*WHAT THE TASK REQUIRES*.
State only the count of lines in the listing below that hold "Nusantara".

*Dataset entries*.
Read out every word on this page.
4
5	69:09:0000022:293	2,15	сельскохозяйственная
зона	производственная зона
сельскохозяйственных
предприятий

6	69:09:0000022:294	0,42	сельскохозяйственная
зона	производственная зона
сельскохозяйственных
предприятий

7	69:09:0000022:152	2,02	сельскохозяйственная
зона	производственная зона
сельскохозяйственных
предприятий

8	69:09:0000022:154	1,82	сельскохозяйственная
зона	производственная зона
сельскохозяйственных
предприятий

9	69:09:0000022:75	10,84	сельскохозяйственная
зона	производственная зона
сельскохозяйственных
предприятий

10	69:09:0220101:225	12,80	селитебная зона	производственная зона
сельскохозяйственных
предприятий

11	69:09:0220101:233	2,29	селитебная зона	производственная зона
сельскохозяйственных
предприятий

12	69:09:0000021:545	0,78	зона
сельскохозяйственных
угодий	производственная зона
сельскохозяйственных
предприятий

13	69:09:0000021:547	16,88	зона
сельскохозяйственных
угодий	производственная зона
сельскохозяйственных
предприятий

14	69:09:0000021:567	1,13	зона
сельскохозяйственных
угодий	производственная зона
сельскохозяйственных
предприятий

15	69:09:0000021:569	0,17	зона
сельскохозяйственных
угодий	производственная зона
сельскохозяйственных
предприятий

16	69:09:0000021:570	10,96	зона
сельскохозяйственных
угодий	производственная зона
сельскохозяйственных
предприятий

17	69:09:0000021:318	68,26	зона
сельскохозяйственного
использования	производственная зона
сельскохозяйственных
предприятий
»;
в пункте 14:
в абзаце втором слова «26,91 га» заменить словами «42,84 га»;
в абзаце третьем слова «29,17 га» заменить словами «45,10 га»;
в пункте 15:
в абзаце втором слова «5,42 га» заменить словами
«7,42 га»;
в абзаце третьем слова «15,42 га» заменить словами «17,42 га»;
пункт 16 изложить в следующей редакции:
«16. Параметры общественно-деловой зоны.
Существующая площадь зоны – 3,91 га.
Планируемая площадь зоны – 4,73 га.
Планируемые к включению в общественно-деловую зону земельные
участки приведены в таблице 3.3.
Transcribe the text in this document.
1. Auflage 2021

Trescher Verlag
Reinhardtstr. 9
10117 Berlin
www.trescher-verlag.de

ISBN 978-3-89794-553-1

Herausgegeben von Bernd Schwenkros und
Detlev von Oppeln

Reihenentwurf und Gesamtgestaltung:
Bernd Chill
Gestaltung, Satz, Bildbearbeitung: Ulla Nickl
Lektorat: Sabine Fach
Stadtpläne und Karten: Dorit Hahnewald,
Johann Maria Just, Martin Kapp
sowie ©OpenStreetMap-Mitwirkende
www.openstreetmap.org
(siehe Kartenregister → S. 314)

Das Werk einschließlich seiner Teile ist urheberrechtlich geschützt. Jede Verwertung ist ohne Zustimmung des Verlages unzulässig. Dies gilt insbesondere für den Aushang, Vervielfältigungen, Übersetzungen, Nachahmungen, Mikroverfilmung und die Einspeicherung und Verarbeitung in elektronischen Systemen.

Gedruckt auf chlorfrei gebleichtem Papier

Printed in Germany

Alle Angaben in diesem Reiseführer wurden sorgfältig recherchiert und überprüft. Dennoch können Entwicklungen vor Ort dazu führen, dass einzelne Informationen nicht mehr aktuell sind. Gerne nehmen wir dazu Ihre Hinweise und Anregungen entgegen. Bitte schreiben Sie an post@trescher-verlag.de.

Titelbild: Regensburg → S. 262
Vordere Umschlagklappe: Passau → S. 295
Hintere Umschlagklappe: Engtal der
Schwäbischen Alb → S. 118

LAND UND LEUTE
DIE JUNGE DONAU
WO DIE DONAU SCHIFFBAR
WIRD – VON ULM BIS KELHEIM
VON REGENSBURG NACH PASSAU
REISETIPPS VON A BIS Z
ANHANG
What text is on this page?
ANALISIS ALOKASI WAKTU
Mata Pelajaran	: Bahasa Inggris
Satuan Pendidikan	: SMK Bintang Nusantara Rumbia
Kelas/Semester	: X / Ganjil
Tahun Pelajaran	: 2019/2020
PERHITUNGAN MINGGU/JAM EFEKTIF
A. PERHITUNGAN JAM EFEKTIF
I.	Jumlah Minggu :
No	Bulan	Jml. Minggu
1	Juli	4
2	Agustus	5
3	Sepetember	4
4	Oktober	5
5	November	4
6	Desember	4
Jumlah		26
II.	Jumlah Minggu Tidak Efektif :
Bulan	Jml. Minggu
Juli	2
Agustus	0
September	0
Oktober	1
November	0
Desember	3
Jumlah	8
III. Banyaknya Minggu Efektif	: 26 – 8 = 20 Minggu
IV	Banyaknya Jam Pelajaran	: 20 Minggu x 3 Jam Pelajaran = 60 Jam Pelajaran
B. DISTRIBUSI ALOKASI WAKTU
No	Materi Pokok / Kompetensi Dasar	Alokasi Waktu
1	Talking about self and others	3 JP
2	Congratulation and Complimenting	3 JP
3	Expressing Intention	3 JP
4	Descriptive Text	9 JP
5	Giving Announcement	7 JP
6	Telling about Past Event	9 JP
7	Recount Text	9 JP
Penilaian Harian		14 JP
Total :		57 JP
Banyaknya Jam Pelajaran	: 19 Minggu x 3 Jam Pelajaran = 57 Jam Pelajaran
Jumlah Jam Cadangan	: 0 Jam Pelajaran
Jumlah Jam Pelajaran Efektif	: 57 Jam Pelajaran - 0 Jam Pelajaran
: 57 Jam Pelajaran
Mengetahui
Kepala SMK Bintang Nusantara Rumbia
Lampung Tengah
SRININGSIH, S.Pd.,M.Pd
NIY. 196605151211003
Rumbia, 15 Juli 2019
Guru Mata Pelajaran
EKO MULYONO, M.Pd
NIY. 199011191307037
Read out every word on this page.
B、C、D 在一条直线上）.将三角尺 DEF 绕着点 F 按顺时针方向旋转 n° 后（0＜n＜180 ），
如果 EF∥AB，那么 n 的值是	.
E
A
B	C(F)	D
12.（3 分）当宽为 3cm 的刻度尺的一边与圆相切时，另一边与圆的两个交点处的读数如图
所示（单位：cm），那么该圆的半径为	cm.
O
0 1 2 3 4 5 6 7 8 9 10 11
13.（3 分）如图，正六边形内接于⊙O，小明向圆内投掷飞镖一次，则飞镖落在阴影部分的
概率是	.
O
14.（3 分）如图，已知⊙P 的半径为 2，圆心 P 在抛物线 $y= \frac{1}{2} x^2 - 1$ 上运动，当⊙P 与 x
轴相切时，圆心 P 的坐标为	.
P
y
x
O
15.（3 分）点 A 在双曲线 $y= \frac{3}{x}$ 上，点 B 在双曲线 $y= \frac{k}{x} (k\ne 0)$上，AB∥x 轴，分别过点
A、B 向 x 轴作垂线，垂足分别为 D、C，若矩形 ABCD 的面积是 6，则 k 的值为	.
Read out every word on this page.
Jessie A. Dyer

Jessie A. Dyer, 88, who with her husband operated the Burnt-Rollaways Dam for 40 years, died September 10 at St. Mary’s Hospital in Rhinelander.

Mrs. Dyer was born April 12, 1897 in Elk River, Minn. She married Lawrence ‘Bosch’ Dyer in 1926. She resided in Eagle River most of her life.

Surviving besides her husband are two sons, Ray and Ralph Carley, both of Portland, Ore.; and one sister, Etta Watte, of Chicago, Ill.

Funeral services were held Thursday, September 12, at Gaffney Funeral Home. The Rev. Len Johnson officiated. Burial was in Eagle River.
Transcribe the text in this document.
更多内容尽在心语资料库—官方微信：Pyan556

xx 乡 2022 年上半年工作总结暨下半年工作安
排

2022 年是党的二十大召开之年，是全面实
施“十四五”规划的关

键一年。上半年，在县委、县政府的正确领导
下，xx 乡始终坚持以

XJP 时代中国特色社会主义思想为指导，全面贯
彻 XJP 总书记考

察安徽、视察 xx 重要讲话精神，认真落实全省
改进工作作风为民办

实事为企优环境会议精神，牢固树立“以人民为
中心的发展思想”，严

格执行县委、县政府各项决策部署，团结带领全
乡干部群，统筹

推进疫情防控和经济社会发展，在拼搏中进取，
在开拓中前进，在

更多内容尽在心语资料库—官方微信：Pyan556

*THE RESPONSE*.
2